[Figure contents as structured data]
--*--
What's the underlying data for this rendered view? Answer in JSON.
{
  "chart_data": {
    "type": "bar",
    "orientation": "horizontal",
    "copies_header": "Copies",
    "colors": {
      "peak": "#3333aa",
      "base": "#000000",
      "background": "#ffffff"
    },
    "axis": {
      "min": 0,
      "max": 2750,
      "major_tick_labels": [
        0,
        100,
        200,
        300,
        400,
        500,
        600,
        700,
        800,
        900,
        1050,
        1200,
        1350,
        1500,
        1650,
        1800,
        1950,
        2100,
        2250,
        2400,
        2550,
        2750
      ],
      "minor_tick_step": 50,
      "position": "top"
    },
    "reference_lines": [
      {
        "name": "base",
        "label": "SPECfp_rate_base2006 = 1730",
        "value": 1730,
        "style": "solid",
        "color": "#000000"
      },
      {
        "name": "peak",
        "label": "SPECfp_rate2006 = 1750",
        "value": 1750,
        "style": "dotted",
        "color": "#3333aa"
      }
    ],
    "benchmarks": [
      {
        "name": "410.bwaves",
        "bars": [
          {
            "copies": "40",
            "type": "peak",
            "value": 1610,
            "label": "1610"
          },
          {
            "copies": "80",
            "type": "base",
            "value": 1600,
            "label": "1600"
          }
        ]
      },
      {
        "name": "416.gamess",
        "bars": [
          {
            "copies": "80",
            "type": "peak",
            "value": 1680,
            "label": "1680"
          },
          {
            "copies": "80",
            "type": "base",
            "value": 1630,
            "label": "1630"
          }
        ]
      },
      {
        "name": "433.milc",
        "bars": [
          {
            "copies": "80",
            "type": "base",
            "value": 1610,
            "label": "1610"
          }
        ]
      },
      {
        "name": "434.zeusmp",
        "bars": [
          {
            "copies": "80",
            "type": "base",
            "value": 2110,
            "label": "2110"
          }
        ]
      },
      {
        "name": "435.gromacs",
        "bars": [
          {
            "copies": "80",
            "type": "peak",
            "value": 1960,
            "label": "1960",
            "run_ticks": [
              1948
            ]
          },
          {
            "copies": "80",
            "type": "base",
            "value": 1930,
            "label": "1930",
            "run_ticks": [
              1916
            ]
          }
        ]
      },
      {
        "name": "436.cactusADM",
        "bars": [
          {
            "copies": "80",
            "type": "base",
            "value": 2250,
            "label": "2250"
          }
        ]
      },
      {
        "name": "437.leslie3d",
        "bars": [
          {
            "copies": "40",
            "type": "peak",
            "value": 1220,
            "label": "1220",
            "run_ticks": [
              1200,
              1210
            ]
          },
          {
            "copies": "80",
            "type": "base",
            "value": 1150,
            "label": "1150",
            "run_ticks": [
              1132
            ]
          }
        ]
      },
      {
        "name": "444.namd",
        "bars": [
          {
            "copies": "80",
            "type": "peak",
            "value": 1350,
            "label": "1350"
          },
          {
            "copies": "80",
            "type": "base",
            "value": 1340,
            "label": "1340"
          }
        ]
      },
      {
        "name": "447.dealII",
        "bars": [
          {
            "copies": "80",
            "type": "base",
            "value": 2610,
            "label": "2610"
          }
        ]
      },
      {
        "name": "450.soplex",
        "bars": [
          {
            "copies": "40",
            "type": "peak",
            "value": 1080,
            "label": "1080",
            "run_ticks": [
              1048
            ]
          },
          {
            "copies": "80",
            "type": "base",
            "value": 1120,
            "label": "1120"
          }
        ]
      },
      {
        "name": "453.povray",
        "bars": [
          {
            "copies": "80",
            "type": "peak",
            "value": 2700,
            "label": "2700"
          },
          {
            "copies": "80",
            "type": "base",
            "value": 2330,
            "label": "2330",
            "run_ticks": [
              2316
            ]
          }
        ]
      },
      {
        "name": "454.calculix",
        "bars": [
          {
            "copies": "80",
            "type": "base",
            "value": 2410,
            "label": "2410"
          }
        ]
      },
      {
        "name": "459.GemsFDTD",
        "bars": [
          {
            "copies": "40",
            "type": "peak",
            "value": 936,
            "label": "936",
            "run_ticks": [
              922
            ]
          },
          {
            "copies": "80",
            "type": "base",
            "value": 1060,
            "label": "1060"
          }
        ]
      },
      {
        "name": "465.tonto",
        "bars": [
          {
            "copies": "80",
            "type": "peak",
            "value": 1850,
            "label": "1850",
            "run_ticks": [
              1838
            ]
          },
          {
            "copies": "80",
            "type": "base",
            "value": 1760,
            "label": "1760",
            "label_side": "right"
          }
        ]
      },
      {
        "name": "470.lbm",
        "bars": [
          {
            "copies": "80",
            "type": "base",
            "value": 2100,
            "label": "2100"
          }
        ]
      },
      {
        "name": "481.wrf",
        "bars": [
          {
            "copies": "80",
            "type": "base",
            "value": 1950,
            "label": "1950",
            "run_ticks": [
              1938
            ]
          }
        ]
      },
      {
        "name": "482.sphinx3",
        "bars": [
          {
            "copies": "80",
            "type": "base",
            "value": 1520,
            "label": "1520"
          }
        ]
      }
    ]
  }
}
--*--
* **AIM OF THE EXERCISE**:
Repeat every entry exactly, please.

* **EXERCISE OUTPUT**:
What's the underlying data for this rendered view? Answer in JSON.
{
  "chart_data": {
    "type": "bar",
    "orientation": "horizontal",
    "copies_header": "Copies",
    "colors": {
      "peak": "#3333aa",
      "base": "#000000",
      "background": "#ffffff"
    },
    "axis": {
      "min": 0,
      "max": 2750,
      "major_tick_labels": [
        0,
        100,
        200,
        300,
        400,
        500,
        600,
        700,
        800,
        900,
        1050,
        1200,
        1350,
        1500,
        1650,
        1800,
        1950,
        2100,
        2250,
        2400,
        2550,
        2750
      ],
      "minor_tick_step": 50,
      "position": "top"
    },
    "reference_lines": [
      {
        "name": "base",
        "label": "SPECfp_rate_base2006 = 1730",
        "value": 1730,
        "style": "solid",
        "color": "#000000"
      },
      {
        "name": "peak",
        "label": "SPECfp_rate2006 = 1750",
        "value": 1750,
        "style": "dotted",
        "color": "#3333aa"
      }
    ],
    "benchmarks": [
      {
        "name": "410.bwaves",
        "bars": [
          {
            "copies": "40",
            "type": "peak",
            "value": 1610,
            "label": "1610"
          },
          {
            "copies": "80",
            "type": "base",
            "value": 1600,
            "label": "1600"
          }
        ]
      },
      {
        "name": "416.gamess",
        "bars": [
          {
            "copies": "80",
            "type": "peak",
            "value": 1680,
            "label": "1680"
          },
          {
            "copies": "80",
            "type": "base",
            "value": 1630,
            "label": "1630"
          }
        ]
      },
      {
        "name": "433.milc",
        "bars": [
          {
            "copies": "80",
            "type": "base",
            "value": 1610,
            "label": "1610"
          }
        ]
      },
      {
        "name": "434.zeusmp",
        "bars": [
          {
            "copies": "80",
            "type": "base",
            "value": 2110,
            "label": "2110"
          }
        ]
      },
      {
        "name": "435.gromacs",
        "bars": [
          {
            "copies": "80",
            "type": "peak",
            "value": 1960,
            "label": "1960",
            "run_ticks": [
              1948
            ]
          },
          {
            "copies": "80",
            "type": "base",
            "value": 1930,
            "label": "1930",
            "run_ticks": [
              1916
            ]
          }
        ]
      },
      {
        "name": "436.cactusADM",
        "bars": [
          {
            "copies": "80",
            "type": "base",
            "value": 2250,
            "label": "2250"
          }
        ]
      },
      {
        "name": "437.leslie3d",
        "bars": [
          {
            "copies": "40",
            "type": "peak",
            "value": 1220,
            "label": "1220",
            "run_ticks": [
              1200,
              1210
            ]
          },
          {
            "copies": "80",
            "type": "base",
            "value": 1150,
            "label": "1150",
            "run_ticks": [
              1132
            ]
          }
        ]
      },
      {
        "name": "444.namd",
        "bars": [
          {
            "copies": "80",
            "type": "peak",
            "value": 1350,
            "label": "1350"
          },
          {
            "copies": "80",
            "type": "base",
            "value": 1340,
            "label": "1340"
          }
        ]
      },
      {
        "name": "447.dealII",
        "bars": [
          {
            "copies": "80",
            "type": "base",
            "value": 2610,
            "label": "2610"
          }
        ]
      },
      {
        "name": "450.soplex",
        "bars": [
          {
            "copies": "40",
            "type": "peak",
            "value": 1080,
            "label": "1080",
            "run_ticks": [
              1048
            ]
          },
          {
            "copies": "80",
            "type": "base",
            "value": 1120,
            "label": "1120"
          }
        ]
      },
      {
        "name": "453.povray",
        "bars": [
          {
            "copies": "80",
            "type": "peak",
            "value": 2700,
            "label": "2700"
          },
          {
            "copies": "80",
            "type": "base",
            "value": 2330,
            "label": "2330",
            "run_ticks": [
              2316
            ]
          }
        ]
      },
      {
        "name": "454.calculix",
        "bars": [
          {
            "copies": "80",
            "type": "base",
            "value": 2410,
            "label": "2410"
          }
        ]
      },
      {
        "name": "459.GemsFDTD",
        "bars": [
          {
            "copies": "40",
            "type": "peak",
            "value": 936,
            "label": "936",
            "run_ticks": [
              922
            ]
          },
          {
            "copies": "80",
            "type": "base",
            "value": 1060,
            "label": "1060"
          }
        ]
      },
      {
        "name": "465.tonto",
        "bars": [
          {
            "copies": "80",
            "type": "peak",
            "value": 1850,
            "label": "1850",
            "run_ticks": [
              1838
            ]
          },
          {
            "copies": "80",
            "type": "base",
            "value": 1760,
            "label": "1760",
            "label_side": "right"
          }
        ]
      },
      {
        "name": "470.lbm",
        "bars": [
          {
            "copies": "80",
            "type": "base",
            "value": 2100,
            "label": "2100"
          }
        ]
      },
      {
        "name": "481.wrf",
        "bars": [
          {
            "copies": "80",
            "type": "base",
            "value": 1950,
            "label": "1950",
            "run_ticks": [
              1938
            ]
          }
        ]
      },
      {
        "name": "482.sphinx3",
        "bars": [
          {
            "copies": "80",
            "type": "base",
            "value": 1520,
            "label": "1520"
          }
        ]
      }
    ]
  }
}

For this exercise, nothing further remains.